• [The problem] Determine the number of lines in the data that include the word "come", and write only that number.

• [Given information]
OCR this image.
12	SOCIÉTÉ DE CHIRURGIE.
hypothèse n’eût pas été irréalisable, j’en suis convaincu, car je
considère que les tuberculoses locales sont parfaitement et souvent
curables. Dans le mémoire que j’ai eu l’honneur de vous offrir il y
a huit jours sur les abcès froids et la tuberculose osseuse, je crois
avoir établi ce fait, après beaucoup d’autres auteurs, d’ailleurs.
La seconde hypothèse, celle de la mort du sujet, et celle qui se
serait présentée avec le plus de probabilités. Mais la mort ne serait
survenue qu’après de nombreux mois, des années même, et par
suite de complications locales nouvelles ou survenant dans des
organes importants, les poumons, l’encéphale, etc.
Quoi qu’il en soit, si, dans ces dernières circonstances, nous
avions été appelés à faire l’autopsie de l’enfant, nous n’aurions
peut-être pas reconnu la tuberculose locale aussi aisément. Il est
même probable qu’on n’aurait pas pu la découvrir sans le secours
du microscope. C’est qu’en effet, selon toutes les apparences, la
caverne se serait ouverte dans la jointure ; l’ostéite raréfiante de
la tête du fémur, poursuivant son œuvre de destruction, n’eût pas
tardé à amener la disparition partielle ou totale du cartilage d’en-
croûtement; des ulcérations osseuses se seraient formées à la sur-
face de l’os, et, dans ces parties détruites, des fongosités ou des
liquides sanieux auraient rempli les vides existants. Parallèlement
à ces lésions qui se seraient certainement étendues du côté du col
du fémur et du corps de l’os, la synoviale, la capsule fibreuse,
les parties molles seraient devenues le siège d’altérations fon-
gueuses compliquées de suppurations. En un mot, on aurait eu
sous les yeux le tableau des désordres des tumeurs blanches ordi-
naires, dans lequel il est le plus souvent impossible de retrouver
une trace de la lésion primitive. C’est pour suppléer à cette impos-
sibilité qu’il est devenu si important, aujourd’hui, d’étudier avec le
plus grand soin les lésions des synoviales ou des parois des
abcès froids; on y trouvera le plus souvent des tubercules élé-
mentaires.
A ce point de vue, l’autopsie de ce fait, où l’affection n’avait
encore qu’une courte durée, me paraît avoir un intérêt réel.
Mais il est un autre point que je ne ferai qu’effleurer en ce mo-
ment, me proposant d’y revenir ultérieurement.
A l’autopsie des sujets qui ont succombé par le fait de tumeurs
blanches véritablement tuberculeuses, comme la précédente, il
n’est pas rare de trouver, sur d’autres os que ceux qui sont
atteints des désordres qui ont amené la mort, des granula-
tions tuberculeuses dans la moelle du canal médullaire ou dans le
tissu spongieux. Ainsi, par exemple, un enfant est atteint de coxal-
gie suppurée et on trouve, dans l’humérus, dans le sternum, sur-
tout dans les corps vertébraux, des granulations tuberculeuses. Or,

---

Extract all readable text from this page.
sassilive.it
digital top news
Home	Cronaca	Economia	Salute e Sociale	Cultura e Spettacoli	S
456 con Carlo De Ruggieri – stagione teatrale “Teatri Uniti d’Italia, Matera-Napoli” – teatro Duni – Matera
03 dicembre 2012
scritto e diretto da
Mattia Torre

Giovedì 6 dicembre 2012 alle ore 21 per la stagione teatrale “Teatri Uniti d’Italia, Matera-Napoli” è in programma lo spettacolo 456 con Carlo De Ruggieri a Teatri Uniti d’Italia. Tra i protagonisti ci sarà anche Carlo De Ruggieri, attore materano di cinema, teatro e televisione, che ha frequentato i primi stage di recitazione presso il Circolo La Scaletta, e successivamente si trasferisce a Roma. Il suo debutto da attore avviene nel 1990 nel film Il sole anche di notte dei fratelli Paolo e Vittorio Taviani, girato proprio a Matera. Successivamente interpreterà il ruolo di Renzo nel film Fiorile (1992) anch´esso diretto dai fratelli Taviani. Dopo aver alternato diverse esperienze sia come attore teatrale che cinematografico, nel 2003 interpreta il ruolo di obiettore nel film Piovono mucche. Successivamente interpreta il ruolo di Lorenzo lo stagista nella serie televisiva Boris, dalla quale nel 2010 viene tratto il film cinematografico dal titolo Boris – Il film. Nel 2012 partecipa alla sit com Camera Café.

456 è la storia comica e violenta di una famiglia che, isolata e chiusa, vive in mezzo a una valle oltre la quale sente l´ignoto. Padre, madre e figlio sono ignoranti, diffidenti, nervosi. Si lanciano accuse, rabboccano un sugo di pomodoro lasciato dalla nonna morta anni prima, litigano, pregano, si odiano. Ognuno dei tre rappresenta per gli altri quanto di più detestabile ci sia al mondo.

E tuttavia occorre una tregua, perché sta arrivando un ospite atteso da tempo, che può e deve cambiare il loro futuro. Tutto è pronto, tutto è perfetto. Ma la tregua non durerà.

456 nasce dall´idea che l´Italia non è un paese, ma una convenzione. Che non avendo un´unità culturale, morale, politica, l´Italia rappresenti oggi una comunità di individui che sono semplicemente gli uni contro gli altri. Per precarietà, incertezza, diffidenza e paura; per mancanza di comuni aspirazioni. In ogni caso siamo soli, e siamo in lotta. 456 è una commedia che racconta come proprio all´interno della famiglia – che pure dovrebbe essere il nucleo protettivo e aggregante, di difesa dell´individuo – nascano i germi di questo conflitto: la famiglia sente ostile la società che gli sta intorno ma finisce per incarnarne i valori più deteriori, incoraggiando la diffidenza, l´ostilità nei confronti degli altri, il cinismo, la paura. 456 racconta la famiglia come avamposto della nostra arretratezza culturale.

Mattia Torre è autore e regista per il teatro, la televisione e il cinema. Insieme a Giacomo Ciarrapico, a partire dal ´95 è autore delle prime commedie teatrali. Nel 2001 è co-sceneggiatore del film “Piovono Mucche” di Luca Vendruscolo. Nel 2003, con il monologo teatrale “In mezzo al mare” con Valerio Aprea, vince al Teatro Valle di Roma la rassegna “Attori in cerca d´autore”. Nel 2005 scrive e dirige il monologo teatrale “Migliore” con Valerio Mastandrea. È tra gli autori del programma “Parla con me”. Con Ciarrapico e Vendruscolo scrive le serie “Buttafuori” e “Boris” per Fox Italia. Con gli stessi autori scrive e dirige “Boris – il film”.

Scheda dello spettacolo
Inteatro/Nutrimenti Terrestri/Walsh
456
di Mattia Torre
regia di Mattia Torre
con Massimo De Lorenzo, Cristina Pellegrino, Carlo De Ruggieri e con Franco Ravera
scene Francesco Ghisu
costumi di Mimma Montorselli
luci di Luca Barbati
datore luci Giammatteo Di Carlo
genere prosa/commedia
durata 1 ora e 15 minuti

==

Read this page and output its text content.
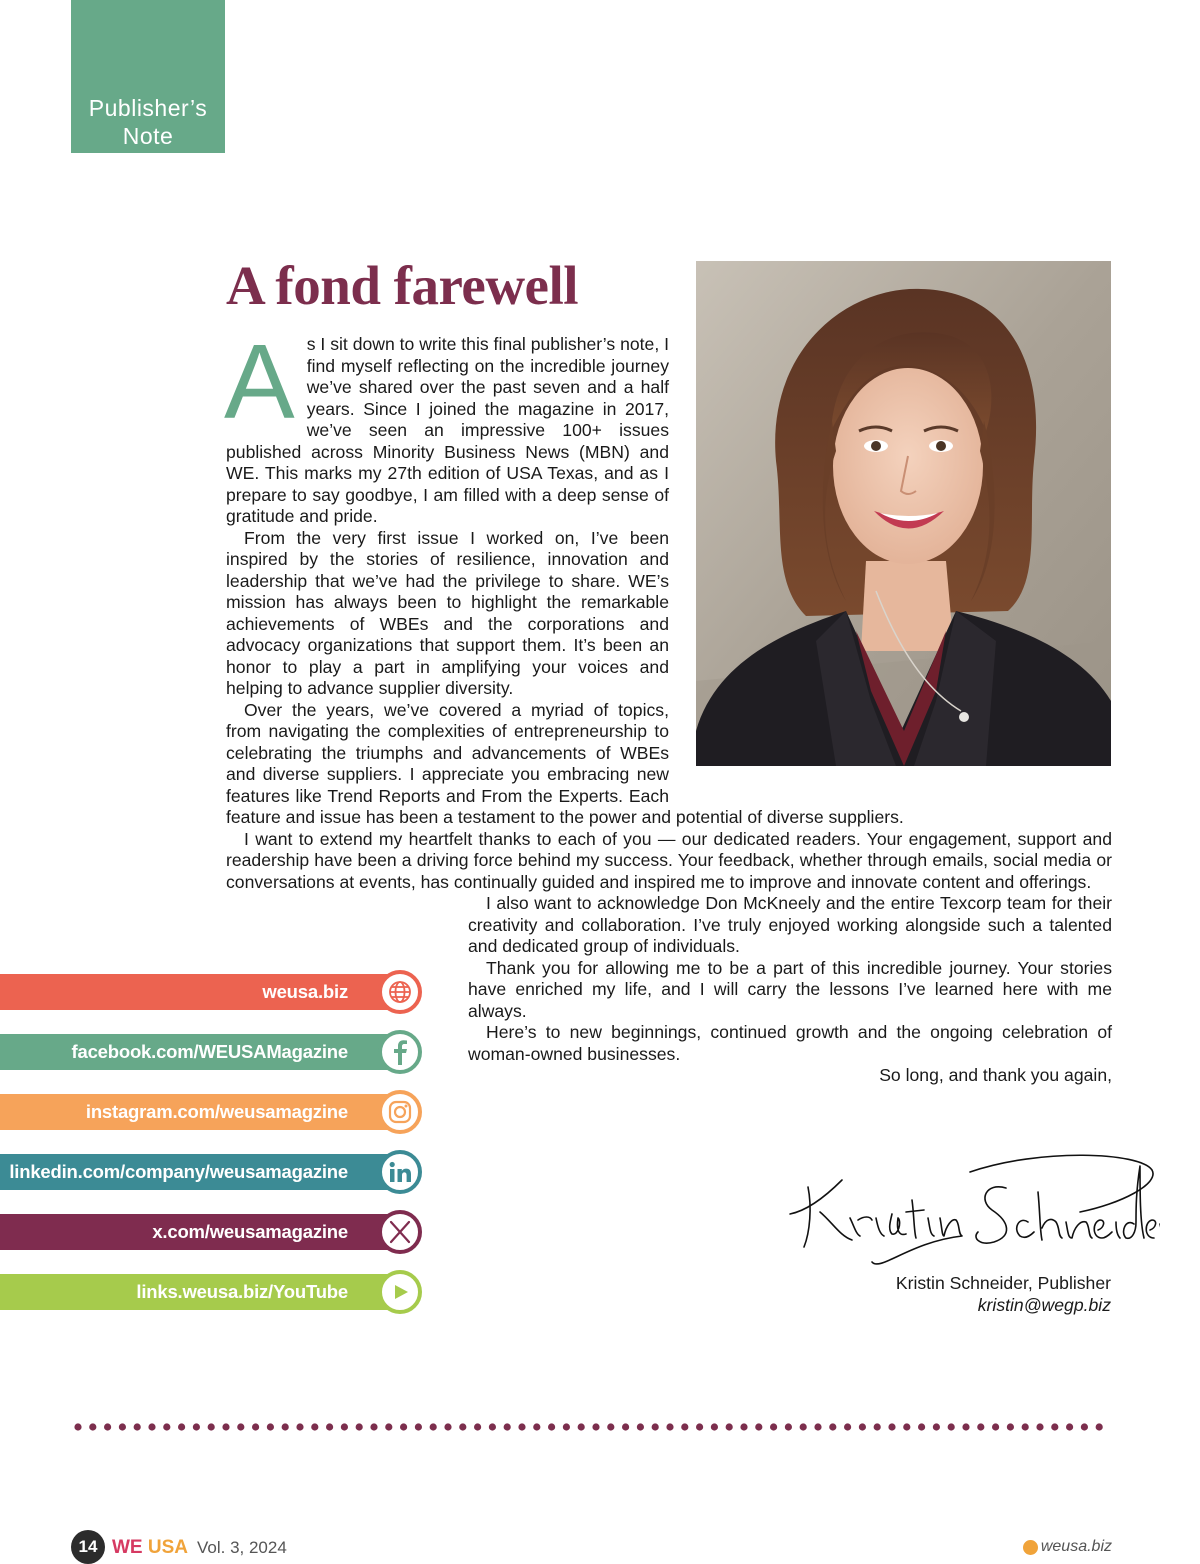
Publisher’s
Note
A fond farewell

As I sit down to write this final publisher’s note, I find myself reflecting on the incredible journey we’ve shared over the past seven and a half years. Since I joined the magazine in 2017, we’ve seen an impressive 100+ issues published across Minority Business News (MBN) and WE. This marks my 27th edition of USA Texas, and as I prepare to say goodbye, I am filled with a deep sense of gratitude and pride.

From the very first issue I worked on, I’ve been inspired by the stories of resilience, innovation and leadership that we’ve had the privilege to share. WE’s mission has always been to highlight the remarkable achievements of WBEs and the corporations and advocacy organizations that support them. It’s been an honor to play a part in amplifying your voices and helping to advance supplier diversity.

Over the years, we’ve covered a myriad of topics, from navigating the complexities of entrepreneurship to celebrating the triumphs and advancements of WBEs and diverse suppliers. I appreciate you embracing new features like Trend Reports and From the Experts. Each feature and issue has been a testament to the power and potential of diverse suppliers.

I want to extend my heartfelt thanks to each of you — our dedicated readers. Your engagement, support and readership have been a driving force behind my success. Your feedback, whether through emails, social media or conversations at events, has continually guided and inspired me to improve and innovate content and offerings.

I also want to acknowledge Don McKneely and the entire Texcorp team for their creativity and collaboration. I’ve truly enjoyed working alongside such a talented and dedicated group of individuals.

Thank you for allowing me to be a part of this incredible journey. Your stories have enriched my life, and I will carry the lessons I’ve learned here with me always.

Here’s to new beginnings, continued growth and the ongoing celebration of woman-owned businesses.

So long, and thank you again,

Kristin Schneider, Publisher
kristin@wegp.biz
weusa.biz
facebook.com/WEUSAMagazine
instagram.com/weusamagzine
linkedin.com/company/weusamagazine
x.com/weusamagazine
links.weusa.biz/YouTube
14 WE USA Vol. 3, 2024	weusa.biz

• [Solution below] 2